Exercício curto a: Transcreva na íntegra o texto sobre Clarice Lispector apresentado abaixo.

Texto fornecido:
※
Confesso que não conheço quase nada de Clarice Lispector - digo isso meio sem vergonha, mas sem querer ser indie. O que conheço dela são essas frases, trechos, que são muito bons e que vejo pela internet. Sei que ela acabou virando "modinha" mas a verdade é que não conheço muito dela porque todas as vezes que tentei a ler, não consegui, por uma incapacidade minha enquanto leitora que prefere textos mais preguiçosos ou fáceis - então, meu quase não conhecimento da Clarice não é uma oposição a modinha-Clarice tentando ser modinha-não-clarice, sabe? Modinhas, de forma geral, me dão preguiça. De todo modo, o livro que li da Clarice foi "Correio Feminino" que comprei numa feira do Livro, uns anos atrás. O livro em si não é uma história mas sim um conjunto de dicas voltadas para o aspecto feminino da época: basicamente, como cuidar da casa, das roupas, da beleza, da maquaigem, de si-mesmas e dos casamentos. Até Clarice Lispector tinha sua mulherzice, vejam só. De qualquer modo, no final do livro tem alguns contos e é um deles que eu transcreverei - aos pedaços - aqui.
※
Dados extraídos:
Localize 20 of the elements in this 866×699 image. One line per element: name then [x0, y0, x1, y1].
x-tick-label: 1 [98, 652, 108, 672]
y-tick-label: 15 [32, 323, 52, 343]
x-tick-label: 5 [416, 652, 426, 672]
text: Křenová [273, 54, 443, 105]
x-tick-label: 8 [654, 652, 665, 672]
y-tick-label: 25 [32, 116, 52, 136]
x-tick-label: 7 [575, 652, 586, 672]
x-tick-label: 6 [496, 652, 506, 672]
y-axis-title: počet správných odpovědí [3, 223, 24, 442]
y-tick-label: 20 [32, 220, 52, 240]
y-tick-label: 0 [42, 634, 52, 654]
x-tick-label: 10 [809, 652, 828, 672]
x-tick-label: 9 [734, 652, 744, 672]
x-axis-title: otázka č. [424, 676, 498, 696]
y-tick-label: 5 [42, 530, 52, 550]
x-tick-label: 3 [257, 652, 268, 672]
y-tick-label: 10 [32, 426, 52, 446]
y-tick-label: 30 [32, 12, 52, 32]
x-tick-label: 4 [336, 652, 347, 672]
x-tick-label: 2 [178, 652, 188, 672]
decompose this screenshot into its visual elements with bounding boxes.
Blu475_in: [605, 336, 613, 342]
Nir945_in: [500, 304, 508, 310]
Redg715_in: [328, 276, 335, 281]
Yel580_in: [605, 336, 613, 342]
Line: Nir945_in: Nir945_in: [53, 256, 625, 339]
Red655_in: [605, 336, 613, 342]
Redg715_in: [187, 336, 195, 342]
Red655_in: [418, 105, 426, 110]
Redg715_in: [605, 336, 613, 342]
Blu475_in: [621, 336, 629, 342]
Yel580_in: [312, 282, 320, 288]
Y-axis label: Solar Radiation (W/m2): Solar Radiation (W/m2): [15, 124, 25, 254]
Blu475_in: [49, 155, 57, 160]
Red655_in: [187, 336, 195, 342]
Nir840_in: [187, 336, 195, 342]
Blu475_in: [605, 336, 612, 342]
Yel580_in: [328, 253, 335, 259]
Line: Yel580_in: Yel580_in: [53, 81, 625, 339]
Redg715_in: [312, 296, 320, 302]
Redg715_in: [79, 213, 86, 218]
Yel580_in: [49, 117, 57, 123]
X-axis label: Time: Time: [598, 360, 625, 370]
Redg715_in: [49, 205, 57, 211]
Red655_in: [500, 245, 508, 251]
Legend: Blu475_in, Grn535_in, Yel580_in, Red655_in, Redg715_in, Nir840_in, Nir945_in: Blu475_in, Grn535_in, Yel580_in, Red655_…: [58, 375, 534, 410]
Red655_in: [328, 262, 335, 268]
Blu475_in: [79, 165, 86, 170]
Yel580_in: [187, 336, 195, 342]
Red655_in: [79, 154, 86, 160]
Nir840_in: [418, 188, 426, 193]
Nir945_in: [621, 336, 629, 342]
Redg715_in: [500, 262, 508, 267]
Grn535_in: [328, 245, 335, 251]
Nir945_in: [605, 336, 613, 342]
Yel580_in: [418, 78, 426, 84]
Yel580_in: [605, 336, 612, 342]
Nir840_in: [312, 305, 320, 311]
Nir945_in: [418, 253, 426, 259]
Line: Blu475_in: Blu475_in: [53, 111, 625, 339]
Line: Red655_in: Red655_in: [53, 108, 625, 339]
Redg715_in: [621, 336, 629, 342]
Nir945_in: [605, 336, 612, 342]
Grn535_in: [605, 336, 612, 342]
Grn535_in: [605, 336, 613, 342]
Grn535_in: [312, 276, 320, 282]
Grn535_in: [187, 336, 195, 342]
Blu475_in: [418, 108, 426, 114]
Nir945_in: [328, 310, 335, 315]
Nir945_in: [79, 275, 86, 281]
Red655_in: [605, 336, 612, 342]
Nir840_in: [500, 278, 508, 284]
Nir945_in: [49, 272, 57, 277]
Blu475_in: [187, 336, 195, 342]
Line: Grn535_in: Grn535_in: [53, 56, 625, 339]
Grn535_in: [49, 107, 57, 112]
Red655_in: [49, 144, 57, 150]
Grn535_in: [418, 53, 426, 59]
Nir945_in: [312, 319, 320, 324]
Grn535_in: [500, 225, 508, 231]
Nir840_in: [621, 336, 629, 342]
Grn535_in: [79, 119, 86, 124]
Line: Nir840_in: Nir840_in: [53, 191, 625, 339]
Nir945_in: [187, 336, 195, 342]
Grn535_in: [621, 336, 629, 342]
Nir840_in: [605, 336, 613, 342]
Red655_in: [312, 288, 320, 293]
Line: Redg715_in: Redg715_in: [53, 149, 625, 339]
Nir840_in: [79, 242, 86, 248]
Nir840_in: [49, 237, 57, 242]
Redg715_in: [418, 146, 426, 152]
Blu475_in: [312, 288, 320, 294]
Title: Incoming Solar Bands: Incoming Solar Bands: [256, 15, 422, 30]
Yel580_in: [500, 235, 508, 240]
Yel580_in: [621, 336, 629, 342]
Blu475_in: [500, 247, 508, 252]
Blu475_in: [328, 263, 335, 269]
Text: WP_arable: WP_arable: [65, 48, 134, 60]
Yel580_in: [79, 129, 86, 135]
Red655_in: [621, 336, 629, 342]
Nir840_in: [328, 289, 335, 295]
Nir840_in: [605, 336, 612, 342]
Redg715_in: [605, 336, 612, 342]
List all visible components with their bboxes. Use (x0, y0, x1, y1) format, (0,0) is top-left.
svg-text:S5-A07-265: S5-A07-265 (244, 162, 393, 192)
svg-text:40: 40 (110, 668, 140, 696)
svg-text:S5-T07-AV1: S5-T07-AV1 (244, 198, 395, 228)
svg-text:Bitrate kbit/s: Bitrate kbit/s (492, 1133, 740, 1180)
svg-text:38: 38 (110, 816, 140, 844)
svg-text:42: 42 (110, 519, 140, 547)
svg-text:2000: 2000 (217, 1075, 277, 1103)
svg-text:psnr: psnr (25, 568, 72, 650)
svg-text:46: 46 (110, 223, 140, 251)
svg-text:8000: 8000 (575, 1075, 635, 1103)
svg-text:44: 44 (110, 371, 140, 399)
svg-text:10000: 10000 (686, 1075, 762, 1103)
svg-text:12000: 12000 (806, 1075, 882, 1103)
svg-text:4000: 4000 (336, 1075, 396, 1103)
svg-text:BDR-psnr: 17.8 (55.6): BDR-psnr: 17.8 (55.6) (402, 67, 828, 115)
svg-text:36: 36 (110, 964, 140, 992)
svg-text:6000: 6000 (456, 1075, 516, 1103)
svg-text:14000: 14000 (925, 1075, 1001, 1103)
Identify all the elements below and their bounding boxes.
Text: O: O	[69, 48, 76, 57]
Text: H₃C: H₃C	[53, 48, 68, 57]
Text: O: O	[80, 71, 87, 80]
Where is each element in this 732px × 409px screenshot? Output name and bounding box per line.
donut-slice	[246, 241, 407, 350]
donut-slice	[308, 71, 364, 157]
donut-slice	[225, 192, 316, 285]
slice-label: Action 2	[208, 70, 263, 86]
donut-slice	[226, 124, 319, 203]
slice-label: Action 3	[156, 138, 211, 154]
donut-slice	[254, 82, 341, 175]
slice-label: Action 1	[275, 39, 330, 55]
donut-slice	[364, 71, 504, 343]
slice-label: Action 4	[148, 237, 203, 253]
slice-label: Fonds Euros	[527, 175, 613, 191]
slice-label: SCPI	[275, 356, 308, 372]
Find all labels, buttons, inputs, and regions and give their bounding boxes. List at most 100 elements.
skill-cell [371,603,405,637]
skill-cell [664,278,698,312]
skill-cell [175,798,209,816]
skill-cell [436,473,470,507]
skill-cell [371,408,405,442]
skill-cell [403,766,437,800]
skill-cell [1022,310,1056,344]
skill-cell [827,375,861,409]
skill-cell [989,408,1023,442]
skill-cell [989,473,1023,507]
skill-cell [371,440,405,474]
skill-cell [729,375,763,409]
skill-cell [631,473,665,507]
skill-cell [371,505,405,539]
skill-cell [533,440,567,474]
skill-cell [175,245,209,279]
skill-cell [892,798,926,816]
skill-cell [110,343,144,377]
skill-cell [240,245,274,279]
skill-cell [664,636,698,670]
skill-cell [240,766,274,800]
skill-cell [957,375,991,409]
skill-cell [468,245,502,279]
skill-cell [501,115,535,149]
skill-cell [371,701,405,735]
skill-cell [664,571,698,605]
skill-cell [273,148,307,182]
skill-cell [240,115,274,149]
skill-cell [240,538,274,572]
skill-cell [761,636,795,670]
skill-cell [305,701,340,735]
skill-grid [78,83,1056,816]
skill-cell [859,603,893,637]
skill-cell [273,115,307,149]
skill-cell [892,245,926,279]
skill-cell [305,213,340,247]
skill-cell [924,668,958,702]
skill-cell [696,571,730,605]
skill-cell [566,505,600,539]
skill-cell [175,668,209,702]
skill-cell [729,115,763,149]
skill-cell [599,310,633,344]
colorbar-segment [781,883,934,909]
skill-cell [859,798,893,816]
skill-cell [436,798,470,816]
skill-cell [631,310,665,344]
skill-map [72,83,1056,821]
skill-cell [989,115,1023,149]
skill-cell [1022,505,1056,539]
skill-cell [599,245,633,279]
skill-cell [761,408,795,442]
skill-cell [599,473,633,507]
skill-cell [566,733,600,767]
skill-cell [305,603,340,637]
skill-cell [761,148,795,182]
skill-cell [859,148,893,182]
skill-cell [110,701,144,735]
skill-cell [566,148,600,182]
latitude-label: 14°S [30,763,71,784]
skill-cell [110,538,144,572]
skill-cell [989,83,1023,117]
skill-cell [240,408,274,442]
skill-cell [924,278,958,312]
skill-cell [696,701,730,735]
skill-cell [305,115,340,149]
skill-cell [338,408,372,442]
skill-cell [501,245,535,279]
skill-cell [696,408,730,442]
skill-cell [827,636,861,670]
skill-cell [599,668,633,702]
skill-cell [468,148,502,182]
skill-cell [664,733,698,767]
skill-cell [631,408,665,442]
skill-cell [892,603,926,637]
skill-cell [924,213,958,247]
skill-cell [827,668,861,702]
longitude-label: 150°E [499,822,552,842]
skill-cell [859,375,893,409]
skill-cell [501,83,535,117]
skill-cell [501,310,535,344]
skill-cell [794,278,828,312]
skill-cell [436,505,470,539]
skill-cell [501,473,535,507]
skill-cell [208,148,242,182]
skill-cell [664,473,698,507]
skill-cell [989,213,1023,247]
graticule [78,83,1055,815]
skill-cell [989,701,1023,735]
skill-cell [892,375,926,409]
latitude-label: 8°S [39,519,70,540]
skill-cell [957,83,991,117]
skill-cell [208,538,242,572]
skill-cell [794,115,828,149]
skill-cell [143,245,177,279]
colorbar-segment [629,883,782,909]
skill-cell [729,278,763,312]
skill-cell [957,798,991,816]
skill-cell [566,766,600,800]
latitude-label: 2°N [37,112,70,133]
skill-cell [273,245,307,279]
※
Exercício curto b: Por favor, reproduza palavra por palavra somente a parte dos registros que vai do início deles até a linha que contém "x-tick-label: 7 [575, 652, 586, 672]", incluindo essa linha.

Solução a:
Confesso que não conheço quase nada de Clarice Lispector - digo isso meio sem vergonha, mas sem querer ser indie. O que conheço dela são essas frases, trechos, que são muito bons e que vejo pela internet. Sei que ela acabou virando "modinha" mas a verdade é que não conheço muito dela porque todas as vezes que tentei a ler, não consegui, por uma incapacidade minha enquanto leitora que prefere textos mais preguiçosos ou fáceis - então, meu quase não conhecimento da Clarice não é uma oposição a modinha-Clarice tentando ser modinha-não-clarice, sabe? Modinhas, de forma geral, me dão preguiça. De todo modo, o livro que li da Clarice foi "Correio Feminino" que comprei numa feira do Livro, uns anos atrás. O livro em si não é uma história mas sim um conjunto de dicas voltadas para o aspecto feminino da época: basicamente, como cuidar da casa, das roupas, da beleza, da maquaigem, de si-mesmas e dos casamentos. Até Clarice Lispector tinha sua mulherzice, vejam só. De qualquer modo, no final do livro tem alguns contos e é um deles que eu transcreverei - aos pedaços - aqui.

Solução b:
Localize 20 of the elements in this 866×699 image. One line per element: name then [x0, y0, x1, y1].
x-tick-label: 1 [98, 652, 108, 672]
y-tick-label: 15 [32, 323, 52, 343]
x-tick-label: 5 [416, 652, 426, 672]
text: Křenová [273, 54, 443, 105]
x-tick-label: 8 [654, 652, 665, 672]
y-tick-label: 25 [32, 116, 52, 136]
x-tick-label: 7 [575, 652, 586, 672]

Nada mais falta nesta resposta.